- What you have to do -
Pull out every line below holding the word "David".

- Extracted data entries -
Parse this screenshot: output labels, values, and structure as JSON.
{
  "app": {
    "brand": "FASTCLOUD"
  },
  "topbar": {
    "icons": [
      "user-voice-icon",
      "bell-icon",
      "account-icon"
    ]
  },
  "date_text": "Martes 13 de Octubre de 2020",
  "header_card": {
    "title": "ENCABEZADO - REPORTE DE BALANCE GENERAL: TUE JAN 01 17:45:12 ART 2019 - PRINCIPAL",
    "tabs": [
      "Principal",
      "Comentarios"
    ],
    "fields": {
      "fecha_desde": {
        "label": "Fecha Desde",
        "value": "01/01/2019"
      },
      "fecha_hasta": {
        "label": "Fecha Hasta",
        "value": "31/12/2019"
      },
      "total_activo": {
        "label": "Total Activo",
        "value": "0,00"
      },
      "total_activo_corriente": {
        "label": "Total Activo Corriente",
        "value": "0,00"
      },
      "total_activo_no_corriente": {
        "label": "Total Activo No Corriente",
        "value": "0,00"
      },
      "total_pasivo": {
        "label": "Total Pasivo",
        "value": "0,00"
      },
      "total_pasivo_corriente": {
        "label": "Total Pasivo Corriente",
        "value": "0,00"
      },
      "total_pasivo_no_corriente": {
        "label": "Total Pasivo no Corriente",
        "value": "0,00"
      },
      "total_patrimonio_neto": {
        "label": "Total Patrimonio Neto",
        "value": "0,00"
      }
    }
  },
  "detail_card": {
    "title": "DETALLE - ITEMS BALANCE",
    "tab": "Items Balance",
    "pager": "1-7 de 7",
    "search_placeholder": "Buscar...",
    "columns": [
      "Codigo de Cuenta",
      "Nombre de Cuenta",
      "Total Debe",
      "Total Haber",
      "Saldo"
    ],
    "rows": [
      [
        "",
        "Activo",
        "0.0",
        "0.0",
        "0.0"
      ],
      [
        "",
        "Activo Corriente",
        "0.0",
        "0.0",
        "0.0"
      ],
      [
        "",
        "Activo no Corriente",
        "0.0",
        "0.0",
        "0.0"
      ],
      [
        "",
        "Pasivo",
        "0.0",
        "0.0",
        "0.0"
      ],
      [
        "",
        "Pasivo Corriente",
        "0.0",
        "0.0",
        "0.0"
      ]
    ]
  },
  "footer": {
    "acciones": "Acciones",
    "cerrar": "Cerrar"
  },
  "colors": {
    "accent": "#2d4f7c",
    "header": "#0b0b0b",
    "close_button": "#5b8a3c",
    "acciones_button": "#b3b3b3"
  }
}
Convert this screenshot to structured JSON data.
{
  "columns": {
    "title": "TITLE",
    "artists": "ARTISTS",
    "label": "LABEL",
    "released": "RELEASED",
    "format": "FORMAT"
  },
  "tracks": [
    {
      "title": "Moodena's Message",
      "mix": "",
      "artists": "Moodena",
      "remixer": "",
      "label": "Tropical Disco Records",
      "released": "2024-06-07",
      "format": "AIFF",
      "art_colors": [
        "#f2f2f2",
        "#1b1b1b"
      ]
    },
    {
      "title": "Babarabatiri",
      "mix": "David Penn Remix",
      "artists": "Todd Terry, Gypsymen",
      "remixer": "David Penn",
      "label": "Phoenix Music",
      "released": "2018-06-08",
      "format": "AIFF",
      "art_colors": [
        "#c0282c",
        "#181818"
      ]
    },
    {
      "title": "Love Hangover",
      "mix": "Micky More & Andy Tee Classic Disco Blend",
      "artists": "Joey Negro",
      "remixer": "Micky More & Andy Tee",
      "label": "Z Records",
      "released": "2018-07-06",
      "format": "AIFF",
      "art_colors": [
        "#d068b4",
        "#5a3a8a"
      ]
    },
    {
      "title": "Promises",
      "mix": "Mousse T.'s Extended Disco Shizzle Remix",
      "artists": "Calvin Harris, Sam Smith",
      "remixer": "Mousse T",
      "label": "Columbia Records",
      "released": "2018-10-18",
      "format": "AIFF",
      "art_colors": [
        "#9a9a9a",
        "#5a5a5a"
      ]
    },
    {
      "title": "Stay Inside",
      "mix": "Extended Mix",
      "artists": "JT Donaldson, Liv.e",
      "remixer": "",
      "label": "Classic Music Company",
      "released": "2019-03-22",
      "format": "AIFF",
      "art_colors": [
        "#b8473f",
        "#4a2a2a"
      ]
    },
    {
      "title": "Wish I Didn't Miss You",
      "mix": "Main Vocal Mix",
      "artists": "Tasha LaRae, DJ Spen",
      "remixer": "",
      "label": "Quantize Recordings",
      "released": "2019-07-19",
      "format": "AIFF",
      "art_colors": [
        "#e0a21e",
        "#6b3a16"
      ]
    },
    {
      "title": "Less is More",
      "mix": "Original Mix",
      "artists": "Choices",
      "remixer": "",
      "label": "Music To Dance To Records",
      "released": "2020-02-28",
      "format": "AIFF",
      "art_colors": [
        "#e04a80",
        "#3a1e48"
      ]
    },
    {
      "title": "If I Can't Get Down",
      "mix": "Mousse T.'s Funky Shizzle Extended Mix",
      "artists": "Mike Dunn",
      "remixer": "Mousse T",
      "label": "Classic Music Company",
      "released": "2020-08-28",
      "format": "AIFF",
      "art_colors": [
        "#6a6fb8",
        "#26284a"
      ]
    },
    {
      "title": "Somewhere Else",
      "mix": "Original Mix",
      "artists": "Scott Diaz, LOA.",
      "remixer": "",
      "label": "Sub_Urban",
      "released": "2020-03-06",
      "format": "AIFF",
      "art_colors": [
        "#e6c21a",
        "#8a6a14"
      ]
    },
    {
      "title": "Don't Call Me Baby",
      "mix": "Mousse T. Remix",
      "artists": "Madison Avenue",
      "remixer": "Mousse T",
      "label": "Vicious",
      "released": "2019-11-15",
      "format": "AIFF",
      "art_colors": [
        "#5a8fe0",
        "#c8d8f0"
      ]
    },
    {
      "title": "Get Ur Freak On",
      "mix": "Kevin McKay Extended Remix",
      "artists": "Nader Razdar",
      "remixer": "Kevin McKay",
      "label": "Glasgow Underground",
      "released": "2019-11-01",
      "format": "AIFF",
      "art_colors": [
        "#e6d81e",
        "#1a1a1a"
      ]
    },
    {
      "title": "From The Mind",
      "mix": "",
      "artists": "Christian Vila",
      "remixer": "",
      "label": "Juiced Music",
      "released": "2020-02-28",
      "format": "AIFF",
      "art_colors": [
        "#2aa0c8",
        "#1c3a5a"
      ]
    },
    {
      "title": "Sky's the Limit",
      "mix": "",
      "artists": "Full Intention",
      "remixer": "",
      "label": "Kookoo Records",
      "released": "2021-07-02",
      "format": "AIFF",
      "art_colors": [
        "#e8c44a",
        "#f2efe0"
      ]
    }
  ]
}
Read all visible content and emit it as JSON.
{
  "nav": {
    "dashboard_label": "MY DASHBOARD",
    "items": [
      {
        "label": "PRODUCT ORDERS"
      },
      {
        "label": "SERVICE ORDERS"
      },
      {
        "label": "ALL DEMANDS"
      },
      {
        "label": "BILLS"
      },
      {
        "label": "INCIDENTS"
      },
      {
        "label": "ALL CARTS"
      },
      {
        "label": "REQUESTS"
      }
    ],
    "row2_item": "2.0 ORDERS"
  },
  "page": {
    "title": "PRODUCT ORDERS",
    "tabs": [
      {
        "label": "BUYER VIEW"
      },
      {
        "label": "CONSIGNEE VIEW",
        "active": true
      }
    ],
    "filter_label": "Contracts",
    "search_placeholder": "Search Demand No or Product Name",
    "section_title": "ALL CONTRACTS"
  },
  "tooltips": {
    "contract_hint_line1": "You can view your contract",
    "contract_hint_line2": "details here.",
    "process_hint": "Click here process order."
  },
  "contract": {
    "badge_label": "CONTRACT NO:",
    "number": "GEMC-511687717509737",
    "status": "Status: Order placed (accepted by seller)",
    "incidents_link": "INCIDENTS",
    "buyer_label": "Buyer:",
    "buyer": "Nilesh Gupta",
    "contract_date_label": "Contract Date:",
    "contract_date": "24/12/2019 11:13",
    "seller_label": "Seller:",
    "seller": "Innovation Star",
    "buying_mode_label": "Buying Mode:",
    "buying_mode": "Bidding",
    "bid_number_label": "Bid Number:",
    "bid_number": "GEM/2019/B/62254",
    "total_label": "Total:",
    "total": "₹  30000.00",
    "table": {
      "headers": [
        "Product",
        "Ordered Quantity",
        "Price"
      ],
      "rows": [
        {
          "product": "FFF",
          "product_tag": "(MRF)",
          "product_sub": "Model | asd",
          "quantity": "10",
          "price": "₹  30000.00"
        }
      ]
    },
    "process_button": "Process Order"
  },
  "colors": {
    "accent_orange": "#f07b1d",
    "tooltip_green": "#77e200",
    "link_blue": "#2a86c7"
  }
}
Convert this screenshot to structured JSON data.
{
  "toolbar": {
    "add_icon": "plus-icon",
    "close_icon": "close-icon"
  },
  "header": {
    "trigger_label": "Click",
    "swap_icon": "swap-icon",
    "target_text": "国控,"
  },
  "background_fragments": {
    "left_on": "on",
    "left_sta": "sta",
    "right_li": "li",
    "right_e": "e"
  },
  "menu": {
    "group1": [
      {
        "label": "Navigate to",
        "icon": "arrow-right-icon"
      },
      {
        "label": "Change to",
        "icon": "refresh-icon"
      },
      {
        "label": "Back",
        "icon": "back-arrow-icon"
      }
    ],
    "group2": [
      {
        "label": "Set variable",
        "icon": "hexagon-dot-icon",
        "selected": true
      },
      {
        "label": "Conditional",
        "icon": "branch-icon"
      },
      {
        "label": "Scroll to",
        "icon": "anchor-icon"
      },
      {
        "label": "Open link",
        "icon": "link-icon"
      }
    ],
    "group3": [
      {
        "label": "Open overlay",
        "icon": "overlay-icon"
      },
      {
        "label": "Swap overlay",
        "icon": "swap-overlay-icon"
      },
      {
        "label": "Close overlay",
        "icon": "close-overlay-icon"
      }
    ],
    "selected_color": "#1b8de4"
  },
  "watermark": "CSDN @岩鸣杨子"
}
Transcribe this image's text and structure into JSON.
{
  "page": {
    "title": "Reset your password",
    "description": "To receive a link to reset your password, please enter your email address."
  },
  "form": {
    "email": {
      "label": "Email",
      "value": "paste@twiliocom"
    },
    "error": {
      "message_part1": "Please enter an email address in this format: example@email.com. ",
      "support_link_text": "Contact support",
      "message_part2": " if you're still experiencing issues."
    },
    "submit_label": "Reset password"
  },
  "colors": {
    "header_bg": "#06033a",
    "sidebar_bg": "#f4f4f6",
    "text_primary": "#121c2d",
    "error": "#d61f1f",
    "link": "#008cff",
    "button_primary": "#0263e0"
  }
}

- Correct answer -
      "mix": "David Penn Remix",
      "remixer": "David Penn",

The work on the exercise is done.